CHALLENGE: Your task is to write out the complete listing exactly as it is shown.

· · · ·

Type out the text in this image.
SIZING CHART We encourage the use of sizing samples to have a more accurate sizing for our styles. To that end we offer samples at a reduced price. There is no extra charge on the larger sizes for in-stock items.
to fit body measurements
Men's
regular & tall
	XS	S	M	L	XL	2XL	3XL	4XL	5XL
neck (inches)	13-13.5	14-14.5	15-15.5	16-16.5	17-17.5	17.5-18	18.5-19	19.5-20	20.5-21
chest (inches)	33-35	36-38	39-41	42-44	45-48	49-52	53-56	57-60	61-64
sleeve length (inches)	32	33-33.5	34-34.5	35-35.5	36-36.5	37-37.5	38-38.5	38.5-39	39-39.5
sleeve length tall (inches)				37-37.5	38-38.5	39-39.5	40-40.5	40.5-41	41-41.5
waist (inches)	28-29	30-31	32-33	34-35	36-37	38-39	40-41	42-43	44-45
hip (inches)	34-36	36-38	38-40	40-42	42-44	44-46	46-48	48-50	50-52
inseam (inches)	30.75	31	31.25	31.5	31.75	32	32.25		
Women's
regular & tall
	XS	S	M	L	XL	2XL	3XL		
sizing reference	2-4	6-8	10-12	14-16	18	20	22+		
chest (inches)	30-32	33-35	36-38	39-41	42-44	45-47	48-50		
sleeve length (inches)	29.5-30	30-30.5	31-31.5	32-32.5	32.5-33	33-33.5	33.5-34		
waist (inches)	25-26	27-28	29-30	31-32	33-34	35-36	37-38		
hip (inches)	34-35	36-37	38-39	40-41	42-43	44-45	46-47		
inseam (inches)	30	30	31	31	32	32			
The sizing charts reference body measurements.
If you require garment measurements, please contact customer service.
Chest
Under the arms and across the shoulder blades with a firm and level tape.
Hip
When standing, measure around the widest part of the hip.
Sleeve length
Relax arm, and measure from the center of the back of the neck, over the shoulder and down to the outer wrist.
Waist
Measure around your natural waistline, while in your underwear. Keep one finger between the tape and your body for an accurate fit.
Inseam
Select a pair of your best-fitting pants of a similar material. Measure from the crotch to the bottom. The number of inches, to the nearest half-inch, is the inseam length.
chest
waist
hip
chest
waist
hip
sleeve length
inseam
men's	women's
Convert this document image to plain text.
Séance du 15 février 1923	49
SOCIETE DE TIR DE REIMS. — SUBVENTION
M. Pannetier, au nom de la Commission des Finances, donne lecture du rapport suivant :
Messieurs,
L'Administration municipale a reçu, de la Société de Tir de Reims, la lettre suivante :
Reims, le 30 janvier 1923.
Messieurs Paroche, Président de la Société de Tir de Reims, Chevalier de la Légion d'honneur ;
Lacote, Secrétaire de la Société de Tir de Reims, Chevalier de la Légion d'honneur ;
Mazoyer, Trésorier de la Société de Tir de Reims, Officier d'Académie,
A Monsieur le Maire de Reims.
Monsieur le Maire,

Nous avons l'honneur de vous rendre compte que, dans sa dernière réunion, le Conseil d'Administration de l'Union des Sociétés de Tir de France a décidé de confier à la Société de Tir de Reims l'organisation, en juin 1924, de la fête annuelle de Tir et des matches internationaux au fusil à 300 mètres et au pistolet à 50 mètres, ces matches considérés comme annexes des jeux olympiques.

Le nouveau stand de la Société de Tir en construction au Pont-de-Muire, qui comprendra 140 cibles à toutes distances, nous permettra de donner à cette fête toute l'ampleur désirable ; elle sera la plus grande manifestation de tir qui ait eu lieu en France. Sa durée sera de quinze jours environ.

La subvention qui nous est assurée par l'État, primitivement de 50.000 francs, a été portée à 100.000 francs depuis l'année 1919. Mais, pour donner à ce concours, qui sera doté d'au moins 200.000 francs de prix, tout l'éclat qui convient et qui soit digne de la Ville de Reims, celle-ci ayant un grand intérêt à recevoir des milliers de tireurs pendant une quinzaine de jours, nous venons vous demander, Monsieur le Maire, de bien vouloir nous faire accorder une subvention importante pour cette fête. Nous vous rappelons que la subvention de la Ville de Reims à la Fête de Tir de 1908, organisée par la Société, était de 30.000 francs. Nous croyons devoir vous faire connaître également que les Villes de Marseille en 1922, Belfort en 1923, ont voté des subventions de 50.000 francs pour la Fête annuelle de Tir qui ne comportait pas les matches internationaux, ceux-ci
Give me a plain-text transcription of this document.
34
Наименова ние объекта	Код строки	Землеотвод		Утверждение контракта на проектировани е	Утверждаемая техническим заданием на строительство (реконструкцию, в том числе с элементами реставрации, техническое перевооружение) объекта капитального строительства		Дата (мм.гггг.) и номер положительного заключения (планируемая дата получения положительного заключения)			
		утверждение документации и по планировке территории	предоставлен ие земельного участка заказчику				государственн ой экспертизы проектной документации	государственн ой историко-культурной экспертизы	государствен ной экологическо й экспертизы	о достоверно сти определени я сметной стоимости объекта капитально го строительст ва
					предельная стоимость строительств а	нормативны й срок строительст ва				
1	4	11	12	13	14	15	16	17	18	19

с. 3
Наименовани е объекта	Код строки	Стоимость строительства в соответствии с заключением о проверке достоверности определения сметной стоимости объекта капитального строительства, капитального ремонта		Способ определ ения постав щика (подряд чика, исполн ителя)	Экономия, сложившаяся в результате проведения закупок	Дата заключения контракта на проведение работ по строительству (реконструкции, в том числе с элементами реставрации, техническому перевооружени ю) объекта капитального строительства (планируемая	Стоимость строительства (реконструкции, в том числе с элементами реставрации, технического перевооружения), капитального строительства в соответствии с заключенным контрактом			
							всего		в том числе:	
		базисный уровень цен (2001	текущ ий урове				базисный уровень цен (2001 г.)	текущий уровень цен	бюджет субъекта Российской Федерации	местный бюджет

· · · ·

EXERCISE RESULT:
Type out the text in this image.
SIZING CHART We encourage the use of sizing samples to have a more accurate sizing for our styles. To that end we offer samples at a reduced price. There is no extra charge on the larger sizes for in-stock items.
to fit body measurements
Men's
regular & tall
	XS	S	M	L	XL	2XL	3XL	4XL	5XL
neck (inches)	13-13.5	14-14.5	15-15.5	16-16.5	17-17.5	17.5-18	18.5-19	19.5-20	20.5-21
chest (inches)	33-35	36-38	39-41	42-44	45-48	49-52	53-56	57-60	61-64
sleeve length (inches)	32	33-33.5	34-34.5	35-35.5	36-36.5	37-37.5	38-38.5	38.5-39	39-39.5
sleeve length tall (inches)				37-37.5	38-38.5	39-39.5	40-40.5	40.5-41	41-41.5
waist (inches)	28-29	30-31	32-33	34-35	36-37	38-39	40-41	42-43	44-45
hip (inches)	34-36	36-38	38-40	40-42	42-44	44-46	46-48	48-50	50-52
inseam (inches)	30.75	31	31.25	31.5	31.75	32	32.25		
Women's
regular & tall
	XS	S	M	L	XL	2XL	3XL		
sizing reference	2-4	6-8	10-12	14-16	18	20	22+		
chest (inches)	30-32	33-35	36-38	39-41	42-44	45-47	48-50		
sleeve length (inches)	29.5-30	30-30.5	31-31.5	32-32.5	32.5-33	33-33.5	33.5-34		
waist (inches)	25-26	27-28	29-30	31-32	33-34	35-36	37-38		
hip (inches)	34-35	36-37	38-39	40-41	42-43	44-45	46-47		
inseam (inches)	30	30	31	31	32	32			
The sizing charts reference body measurements.
If you require garment measurements, please contact customer service.
Chest
Under the arms and across the shoulder blades with a firm and level tape.
Hip
When standing, measure around the widest part of the hip.
Sleeve length
Relax arm, and measure from the center of the back of the neck, over the shoulder and down to the outer wrist.
Waist
Measure around your natural waistline, while in your underwear. Keep one finger between the tape and your body for an accurate fit.
Inseam
Select a pair of your best-fitting pants of a similar material. Measure from the crotch to the bottom. The number of inches, to the nearest half-inch, is the inseam length.
chest
waist
hip
chest
waist
hip
sleeve length
inseam
men's	women's
Convert this document image to plain text.
Séance du 15 février 1923	49
SOCIETE DE TIR DE REIMS. — SUBVENTION
M. Pannetier, au nom de la Commission des Finances, donne lecture du rapport suivant :
Messieurs,
L'Administration municipale a reçu, de la Société de Tir de Reims, la lettre suivante :
Reims, le 30 janvier 1923.
Messieurs Paroche, Président de la Société de Tir de Reims, Chevalier de la Légion d'honneur ;
Lacote, Secrétaire de la Société de Tir de Reims, Chevalier de la Légion d'honneur ;
Mazoyer, Trésorier de la Société de Tir de Reims, Officier d'Académie,
A Monsieur le Maire de Reims.
Monsieur le Maire,

Nous avons l'honneur de vous rendre compte que, dans sa dernière réunion, le Conseil d'Administration de l'Union des Sociétés de Tir de France a décidé de confier à la Société de Tir de Reims l'organisation, en juin 1924, de la fête annuelle de Tir et des matches internationaux au fusil à 300 mètres et au pistolet à 50 mètres, ces matches considérés comme annexes des jeux olympiques.

Le nouveau stand de la Société de Tir en construction au Pont-de-Muire, qui comprendra 140 cibles à toutes distances, nous permettra de donner à cette fête toute l'ampleur désirable ; elle sera la plus grande manifestation de tir qui ait eu lieu en France. Sa durée sera de quinze jours environ.

La subvention qui nous est assurée par l'État, primitivement de 50.000 francs, a été portée à 100.000 francs depuis l'année 1919. Mais, pour donner à ce concours, qui sera doté d'au moins 200.000 francs de prix, tout l'éclat qui convient et qui soit digne de la Ville de Reims, celle-ci ayant un grand intérêt à recevoir des milliers de tireurs pendant une quinzaine de jours, nous venons vous demander, Monsieur le Maire, de bien vouloir nous faire accorder une subvention importante pour cette fête. Nous vous rappelons que la subvention de la Ville de Reims à la Fête de Tir de 1908, organisée par la Société, était de 30.000 francs. Nous croyons devoir vous faire connaître également que les Villes de Marseille en 1922, Belfort en 1923, ont voté des subventions de 50.000 francs pour la Fête annuelle de Tir qui ne comportait pas les matches internationaux, ceux-ci
Give me a plain-text transcription of this document.
34
Наименова ние объекта	Код строки	Землеотвод		Утверждение контракта на проектировани е	Утверждаемая техническим заданием на строительство (реконструкцию, в том числе с элементами реставрации, техническое перевооружение) объекта капитального строительства		Дата (мм.гггг.) и номер положительного заключения (планируемая дата получения положительного заключения)			
		утверждение документации и по планировке территории	предоставлен ие земельного участка заказчику				государственн ой экспертизы проектной документации	государственн ой историко-культурной экспертизы	государствен ной экологическо й экспертизы	о достоверно сти определени я сметной стоимости объекта капитально го строительст ва
					предельная стоимость строительств а	нормативны й срок строительст ва				
1	4	11	12	13	14	15	16	17	18	19

с. 3
Наименовани е объекта	Код строки	Стоимость строительства в соответствии с заключением о проверке достоверности определения сметной стоимости объекта капитального строительства, капитального ремонта		Способ определ ения постав щика (подряд чика, исполн ителя)	Экономия, сложившаяся в результате проведения закупок	Дата заключения контракта на проведение работ по строительству (реконструкции, в том числе с элементами реставрации, техническому перевооружени ю) объекта капитального строительства (планируемая	Стоимость строительства (реконструкции, в том числе с элементами реставрации, технического перевооружения), капитального строительства в соответствии с заключенным контрактом			
							всего		в том числе:	
		базисный уровень цен (2001	текущ ий урове				базисный уровень цен (2001 г.)	текущий уровень цен	бюджет субъекта Российской Федерации	местный бюджет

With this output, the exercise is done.